Dataset rows:
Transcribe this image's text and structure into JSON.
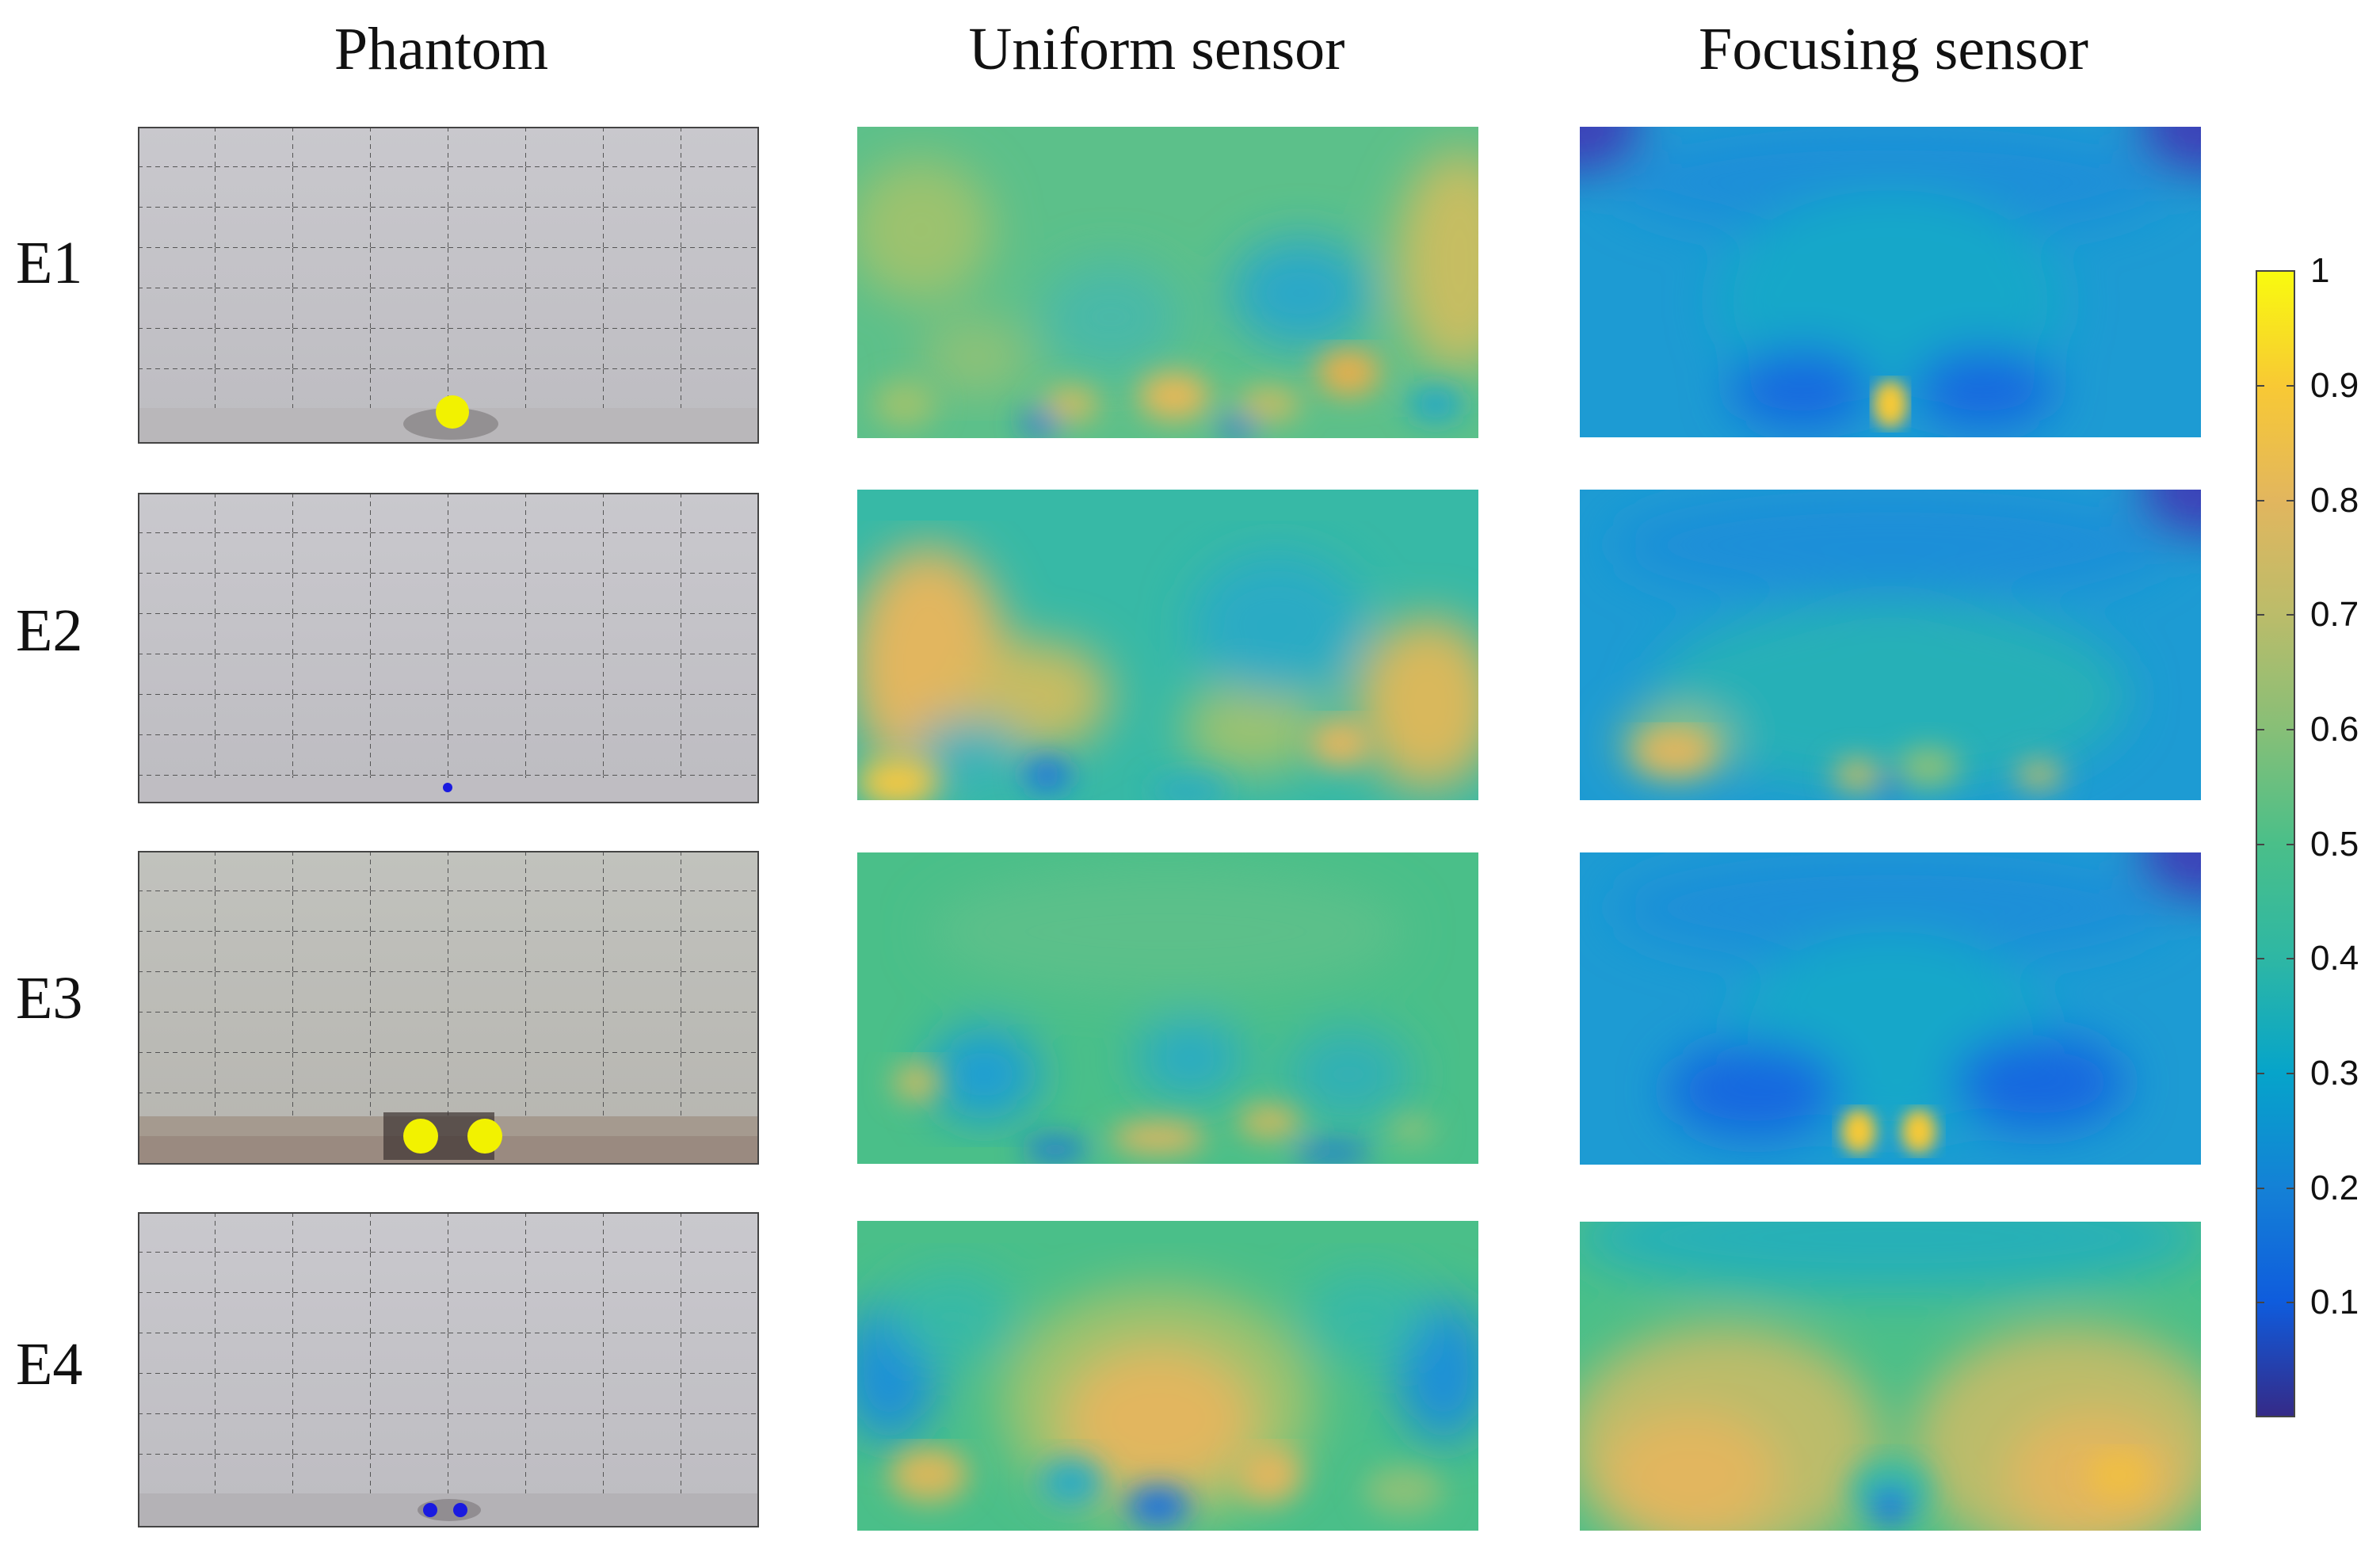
{
  "figure": {
    "columns": [
      "Phantom",
      "Uniform sensor",
      "Focusing sensor"
    ],
    "rows": [
      {
        "label": "E1",
        "inclusion_color": "#f2f200",
        "inclusion_count": 1
      },
      {
        "label": "E2",
        "inclusion_color": "#1a1ae0",
        "inclusion_count": 1
      },
      {
        "label": "E3",
        "inclusion_color": "#f2f200",
        "inclusion_count": 2
      },
      {
        "label": "E4",
        "inclusion_color": "#1a1ae0",
        "inclusion_count": 2
      }
    ]
  },
  "chart_data": {
    "type": "heatmap",
    "title": "",
    "colormap": "parula",
    "colorbar": {
      "min": 0,
      "max": 1,
      "tick_labels": [
        "1",
        "0.9",
        "0.8",
        "0.7",
        "0.6",
        "0.5",
        "0.4",
        "0.3",
        "0.2",
        "0.1"
      ],
      "tick_values": [
        1,
        0.9,
        0.8,
        0.7,
        0.6,
        0.5,
        0.4,
        0.3,
        0.2,
        0.1
      ]
    },
    "colors": {
      "low": "#352a87",
      "mid": "#21bcad",
      "high": "#f9fb0e"
    }
  }
}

Exercise instructions:
Every entry must be transcribed exactly. Pictures do not belong in the copy.

Answer in full:
Transcribe this image's text and structure into JSON.
{
  "figure": {
    "columns": [
      "Phantom",
      "Uniform sensor",
      "Focusing sensor"
    ],
    "rows": [
      {
        "label": "E1",
        "inclusion_color": "#f2f200",
        "inclusion_count": 1
      },
      {
        "label": "E2",
        "inclusion_color": "#1a1ae0",
        "inclusion_count": 1
      },
      {
        "label": "E3",
        "inclusion_color": "#f2f200",
        "inclusion_count": 2
      },
      {
        "label": "E4",
        "inclusion_color": "#1a1ae0",
        "inclusion_count": 2
      }
    ]
  },
  "chart_data": {
    "type": "heatmap",
    "title": "",
    "colormap": "parula",
    "colorbar": {
      "min": 0,
      "max": 1,
      "tick_labels": [
        "1",
        "0.9",
        "0.8",
        "0.7",
        "0.6",
        "0.5",
        "0.4",
        "0.3",
        "0.2",
        "0.1"
      ],
      "tick_values": [
        1,
        0.9,
        0.8,
        0.7,
        0.6,
        0.5,
        0.4,
        0.3,
        0.2,
        0.1
      ]
    },
    "colors": {
      "low": "#352a87",
      "mid": "#21bcad",
      "high": "#f9fb0e"
    }
  }
}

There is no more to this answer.